Below is a block of records; repeat each one exactly.

[Dataset records]
## Begin
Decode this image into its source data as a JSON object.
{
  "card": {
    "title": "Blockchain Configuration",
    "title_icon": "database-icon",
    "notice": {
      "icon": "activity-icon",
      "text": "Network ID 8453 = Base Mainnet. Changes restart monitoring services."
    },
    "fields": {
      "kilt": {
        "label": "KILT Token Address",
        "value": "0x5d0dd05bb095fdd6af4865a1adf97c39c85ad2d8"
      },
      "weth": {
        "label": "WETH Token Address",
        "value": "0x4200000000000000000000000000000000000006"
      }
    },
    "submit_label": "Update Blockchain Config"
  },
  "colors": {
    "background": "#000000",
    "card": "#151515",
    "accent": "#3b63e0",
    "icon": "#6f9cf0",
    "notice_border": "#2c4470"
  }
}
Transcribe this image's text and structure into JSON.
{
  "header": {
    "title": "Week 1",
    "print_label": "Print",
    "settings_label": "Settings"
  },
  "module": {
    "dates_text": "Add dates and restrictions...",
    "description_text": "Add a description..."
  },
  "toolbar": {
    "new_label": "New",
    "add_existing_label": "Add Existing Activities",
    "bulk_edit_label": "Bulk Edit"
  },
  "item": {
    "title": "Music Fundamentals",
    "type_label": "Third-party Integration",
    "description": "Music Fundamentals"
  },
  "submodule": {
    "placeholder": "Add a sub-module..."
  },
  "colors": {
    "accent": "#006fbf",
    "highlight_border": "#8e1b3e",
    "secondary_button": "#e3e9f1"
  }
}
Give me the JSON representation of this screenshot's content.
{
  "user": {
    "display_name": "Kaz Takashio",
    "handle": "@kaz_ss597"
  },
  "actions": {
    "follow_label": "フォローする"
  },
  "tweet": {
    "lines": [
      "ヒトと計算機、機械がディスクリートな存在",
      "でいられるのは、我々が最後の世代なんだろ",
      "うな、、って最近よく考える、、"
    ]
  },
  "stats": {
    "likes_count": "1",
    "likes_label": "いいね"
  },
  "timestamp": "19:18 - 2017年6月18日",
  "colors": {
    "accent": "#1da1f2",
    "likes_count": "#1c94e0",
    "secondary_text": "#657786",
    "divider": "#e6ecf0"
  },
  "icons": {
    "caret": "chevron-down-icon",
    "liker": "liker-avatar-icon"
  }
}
## End
_TASK RESULT_.
Decode this image into its source data as a JSON object.
{
  "card": {
    "title": "Blockchain Configuration",
    "title_icon": "database-icon",
    "notice": {
      "icon": "activity-icon",
      "text": "Network ID 8453 = Base Mainnet. Changes restart monitoring services."
    },
    "fields": {
      "kilt": {
        "label": "KILT Token Address",
        "value": "0x5d0dd05bb095fdd6af4865a1adf97c39c85ad2d8"
      },
      "weth": {
        "label": "WETH Token Address",
        "value": "0x4200000000000000000000000000000000000006"
      }
    },
    "submit_label": "Update Blockchain Config"
  },
  "colors": {
    "background": "#000000",
    "card": "#151515",
    "accent": "#3b63e0",
    "icon": "#6f9cf0",
    "notice_border": "#2c4470"
  }
}
Transcribe this image's text and structure into JSON.
{
  "header": {
    "title": "Week 1",
    "print_label": "Print",
    "settings_label": "Settings"
  },
  "module": {
    "dates_text": "Add dates and restrictions...",
    "description_text": "Add a description..."
  },
  "toolbar": {
    "new_label": "New",
    "add_existing_label": "Add Existing Activities",
    "bulk_edit_label": "Bulk Edit"
  },
  "item": {
    "title": "Music Fundamentals",
    "type_label": "Third-party Integration",
    "description": "Music Fundamentals"
  },
  "submodule": {
    "placeholder": "Add a sub-module..."
  },
  "colors": {
    "accent": "#006fbf",
    "highlight_border": "#8e1b3e",
    "secondary_button": "#e3e9f1"
  }
}
Give me the JSON representation of this screenshot's content.
{
  "user": {
    "display_name": "Kaz Takashio",
    "handle": "@kaz_ss597"
  },
  "actions": {
    "follow_label": "フォローする"
  },
  "tweet": {
    "lines": [
      "ヒトと計算機、機械がディスクリートな存在",
      "でいられるのは、我々が最後の世代なんだろ",
      "うな、、って最近よく考える、、"
    ]
  },
  "stats": {
    "likes_count": "1",
    "likes_label": "いいね"
  },
  "timestamp": "19:18 - 2017年6月18日",
  "colors": {
    "accent": "#1da1f2",
    "likes_count": "#1c94e0",
    "secondary_text": "#657786",
    "divider": "#e6ecf0"
  },
  "icons": {
    "caret": "chevron-down-icon",
    "liker": "liker-avatar-icon"
  }
}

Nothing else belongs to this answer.